Each line below is to be written out in full, exactly as shown.
════════
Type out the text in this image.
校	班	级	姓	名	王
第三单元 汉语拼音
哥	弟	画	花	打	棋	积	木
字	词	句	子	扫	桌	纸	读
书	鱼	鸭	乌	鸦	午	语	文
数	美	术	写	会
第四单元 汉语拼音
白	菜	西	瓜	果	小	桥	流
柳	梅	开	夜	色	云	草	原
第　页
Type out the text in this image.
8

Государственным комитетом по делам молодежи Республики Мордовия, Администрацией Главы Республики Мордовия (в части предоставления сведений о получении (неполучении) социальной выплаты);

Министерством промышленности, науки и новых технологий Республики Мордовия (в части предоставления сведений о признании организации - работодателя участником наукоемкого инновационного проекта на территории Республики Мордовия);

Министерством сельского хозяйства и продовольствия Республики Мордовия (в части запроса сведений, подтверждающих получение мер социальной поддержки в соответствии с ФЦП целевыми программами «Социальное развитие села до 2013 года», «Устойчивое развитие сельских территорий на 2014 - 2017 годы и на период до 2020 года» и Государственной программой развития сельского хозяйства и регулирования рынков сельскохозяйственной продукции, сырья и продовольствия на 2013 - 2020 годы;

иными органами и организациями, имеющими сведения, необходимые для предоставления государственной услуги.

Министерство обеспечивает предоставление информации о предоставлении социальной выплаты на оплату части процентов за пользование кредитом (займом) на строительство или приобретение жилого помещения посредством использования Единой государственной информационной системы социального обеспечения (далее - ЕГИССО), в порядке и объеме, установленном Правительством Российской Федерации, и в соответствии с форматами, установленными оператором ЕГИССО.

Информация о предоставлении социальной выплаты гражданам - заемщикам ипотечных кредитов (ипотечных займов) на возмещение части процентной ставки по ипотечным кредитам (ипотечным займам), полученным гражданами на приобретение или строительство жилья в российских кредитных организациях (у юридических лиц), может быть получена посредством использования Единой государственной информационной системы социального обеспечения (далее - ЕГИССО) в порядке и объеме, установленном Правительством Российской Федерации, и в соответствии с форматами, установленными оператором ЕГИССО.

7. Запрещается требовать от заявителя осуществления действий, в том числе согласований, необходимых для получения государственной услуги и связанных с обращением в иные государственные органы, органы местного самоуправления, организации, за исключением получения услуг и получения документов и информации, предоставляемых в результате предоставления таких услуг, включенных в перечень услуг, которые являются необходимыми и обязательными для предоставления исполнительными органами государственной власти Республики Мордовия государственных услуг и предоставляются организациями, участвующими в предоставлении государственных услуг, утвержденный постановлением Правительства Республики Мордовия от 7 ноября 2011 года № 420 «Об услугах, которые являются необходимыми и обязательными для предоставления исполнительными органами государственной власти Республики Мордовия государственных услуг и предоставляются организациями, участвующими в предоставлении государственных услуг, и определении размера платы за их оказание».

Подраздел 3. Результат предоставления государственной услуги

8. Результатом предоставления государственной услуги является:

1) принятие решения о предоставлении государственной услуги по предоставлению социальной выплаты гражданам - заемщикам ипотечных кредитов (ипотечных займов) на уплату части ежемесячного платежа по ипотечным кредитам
════════
REPLY TO THE TASK:
Type out the text in this image.
校	班	级	姓	名	王
第三单元 汉语拼音
哥	弟	画	花	打	棋	积	木
字	词	句	子	扫	桌	纸	读
书	鱼	鸭	乌	鸦	午	语	文
数	美	术	写	会
第四单元 汉语拼音
白	菜	西	瓜	果	小	桥	流
柳	梅	开	夜	色	云	草	原
第　页
Type out the text in this image.
8

Государственным комитетом по делам молодежи Республики Мордовия, Администрацией Главы Республики Мордовия (в части предоставления сведений о получении (неполучении) социальной выплаты);

Министерством промышленности, науки и новых технологий Республики Мордовия (в части предоставления сведений о признании организации - работодателя участником наукоемкого инновационного проекта на территории Республики Мордовия);

Министерством сельского хозяйства и продовольствия Республики Мордовия (в части запроса сведений, подтверждающих получение мер социальной поддержки в соответствии с ФЦП целевыми программами «Социальное развитие села до 2013 года», «Устойчивое развитие сельских территорий на 2014 - 2017 годы и на период до 2020 года» и Государственной программой развития сельского хозяйства и регулирования рынков сельскохозяйственной продукции, сырья и продовольствия на 2013 - 2020 годы;

иными органами и организациями, имеющими сведения, необходимые для предоставления государственной услуги.

Министерство обеспечивает предоставление информации о предоставлении социальной выплаты на оплату части процентов за пользование кредитом (займом) на строительство или приобретение жилого помещения посредством использования Единой государственной информационной системы социального обеспечения (далее - ЕГИССО), в порядке и объеме, установленном Правительством Российской Федерации, и в соответствии с форматами, установленными оператором ЕГИССО.

Информация о предоставлении социальной выплаты гражданам - заемщикам ипотечных кредитов (ипотечных займов) на возмещение части процентной ставки по ипотечным кредитам (ипотечным займам), полученным гражданами на приобретение или строительство жилья в российских кредитных организациях (у юридических лиц), может быть получена посредством использования Единой государственной информационной системы социального обеспечения (далее - ЕГИССО) в порядке и объеме, установленном Правительством Российской Федерации, и в соответствии с форматами, установленными оператором ЕГИССО.

7. Запрещается требовать от заявителя осуществления действий, в том числе согласований, необходимых для получения государственной услуги и связанных с обращением в иные государственные органы, органы местного самоуправления, организации, за исключением получения услуг и получения документов и информации, предоставляемых в результате предоставления таких услуг, включенных в перечень услуг, которые являются необходимыми и обязательными для предоставления исполнительными органами государственной власти Республики Мордовия государственных услуг и предоставляются организациями, участвующими в предоставлении государственных услуг, утвержденный постановлением Правительства Республики Мордовия от 7 ноября 2011 года № 420 «Об услугах, которые являются необходимыми и обязательными для предоставления исполнительными органами государственной власти Республики Мордовия государственных услуг и предоставляются организациями, участвующими в предоставлении государственных услуг, и определении размера платы за их оказание».

Подраздел 3. Результат предоставления государственной услуги

8. Результатом предоставления государственной услуги является:

1) принятие решения о предоставлении государственной услуги по предоставлению социальной выплаты гражданам - заемщикам ипотечных кредитов (ипотечных займов) на уплату части ежемесячного платежа по ипотечным кредитам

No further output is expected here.